**REQUIREMENTS:** Report each line of the data that has "name" somewhere in it.

**DATA SHOWN:**
start

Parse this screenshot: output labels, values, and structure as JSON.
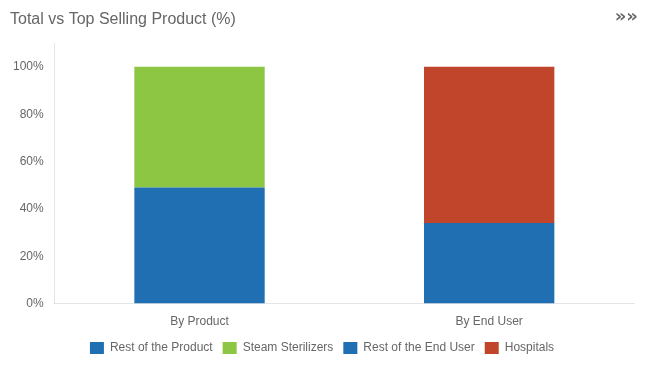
{
  "chart_data": {
    "type": "bar",
    "title": "Total vs Top Selling Product (%)",
    "annotations": [
      "»»"
    ],
    "categories": [
      "By Product",
      "By End User"
    ],
    "series": [
      {
        "name": "Rest of the Product",
        "color": "#1F6FB2",
        "values": [
          49,
          0
        ]
      },
      {
        "name": "Steam Sterilizers",
        "color": "#8DC642",
        "values": [
          51,
          0
        ]
      },
      {
        "name": "Rest of the End User",
        "color": "#1F6FB2",
        "values": [
          0,
          34
        ]
      },
      {
        "name": "Hospitals",
        "color": "#C0452A",
        "values": [
          0,
          66
        ]
      }
    ],
    "stacked": true,
    "ylim": [
      0,
      110
    ],
    "yticks": [
      {
        "value": 0,
        "label": "0%"
      },
      {
        "value": 20,
        "label": "20%"
      },
      {
        "value": 40,
        "label": "40%"
      },
      {
        "value": 60,
        "label": "60%"
      },
      {
        "value": 80,
        "label": "80%"
      },
      {
        "value": 100,
        "label": "100%"
      }
    ],
    "grid": false,
    "legend": "bottom"
  }
}
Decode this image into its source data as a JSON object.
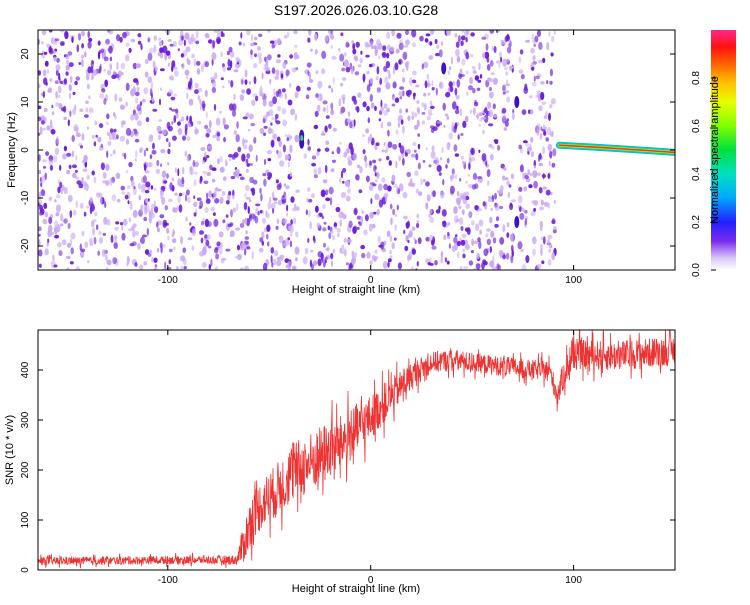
{
  "title": "S197.2026.026.03.10.G28",
  "colors": {
    "dot": "#6a1bd8",
    "dot_light": "#c9a8f2",
    "snr_line": "#ee3333",
    "axis": "#000000"
  },
  "chart_data": [
    {
      "type": "heatmap",
      "xlabel": "Height of straight line (km)",
      "ylabel": "Frequency (Hz)",
      "xlim": [
        -164,
        150
      ],
      "ylim": [
        -25,
        25
      ],
      "x_ticks": [
        -100,
        0,
        100
      ],
      "x_tick_labels": [
        "-100",
        "0",
        "100"
      ],
      "y_ticks": [
        -20,
        -10,
        0,
        10,
        20
      ],
      "y_tick_labels": [
        "-20",
        "-10",
        "0",
        "10",
        "20"
      ],
      "data_extent_x": [
        -164,
        91
      ],
      "gaps_x": [
        -34,
        72
      ],
      "colorbar": {
        "label": "Normalized spectral amplitude",
        "range": [
          0,
          1
        ],
        "ticks": [
          0,
          0.2,
          0.4,
          0.6,
          0.8
        ],
        "tick_labels": [
          "0.0",
          "0.2",
          "0.4",
          "0.6",
          "0.8"
        ]
      },
      "signal_band": [
        {
          "x": 93,
          "y": 1.0
        },
        {
          "x": 110,
          "y": 0.6
        },
        {
          "x": 125,
          "y": 0.2
        },
        {
          "x": 140,
          "y": -0.2
        },
        {
          "x": 150,
          "y": -0.5
        }
      ],
      "grid": false
    },
    {
      "type": "line",
      "xlabel": "Height of straight line (km)",
      "ylabel": "SNR (10 * v/v)",
      "xlim": [
        -164,
        150
      ],
      "ylim": [
        0,
        480
      ],
      "x_ticks": [
        -100,
        0,
        100
      ],
      "x_tick_labels": [
        "-100",
        "0",
        "100"
      ],
      "y_ticks": [
        0,
        100,
        200,
        300,
        400
      ],
      "y_tick_labels": [
        "0",
        "100",
        "200",
        "300",
        "400"
      ],
      "series": [
        {
          "x": [
            -164,
            -140,
            -120,
            -100,
            -80,
            -66,
            -62,
            -58,
            -52,
            -46,
            -40,
            -34,
            -28,
            -22,
            -16,
            -10,
            -4,
            0,
            6,
            12,
            18,
            24,
            30,
            40,
            50,
            60,
            70,
            80,
            88,
            92,
            96,
            100,
            110,
            120,
            130,
            140,
            150
          ],
          "y": [
            18,
            18,
            19,
            20,
            20,
            20,
            60,
            110,
            140,
            160,
            190,
            205,
            220,
            235,
            250,
            270,
            290,
            305,
            330,
            355,
            380,
            400,
            415,
            420,
            415,
            410,
            405,
            400,
            400,
            350,
            400,
            430,
            430,
            428,
            432,
            435,
            440
          ],
          "noise": [
            8,
            8,
            8,
            8,
            8,
            10,
            45,
            50,
            50,
            55,
            60,
            60,
            60,
            60,
            55,
            55,
            50,
            45,
            40,
            35,
            30,
            25,
            22,
            22,
            20,
            20,
            20,
            20,
            20,
            25,
            30,
            30,
            30,
            30,
            30,
            30,
            30
          ]
        }
      ],
      "grid": false
    }
  ]
}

end

**SOLVED EXERCISE:**
        "name": "Rest of the Product",
        "name": "Steam Sterilizers",
        "name": "Rest of the End User",
        "name": "Hospitals",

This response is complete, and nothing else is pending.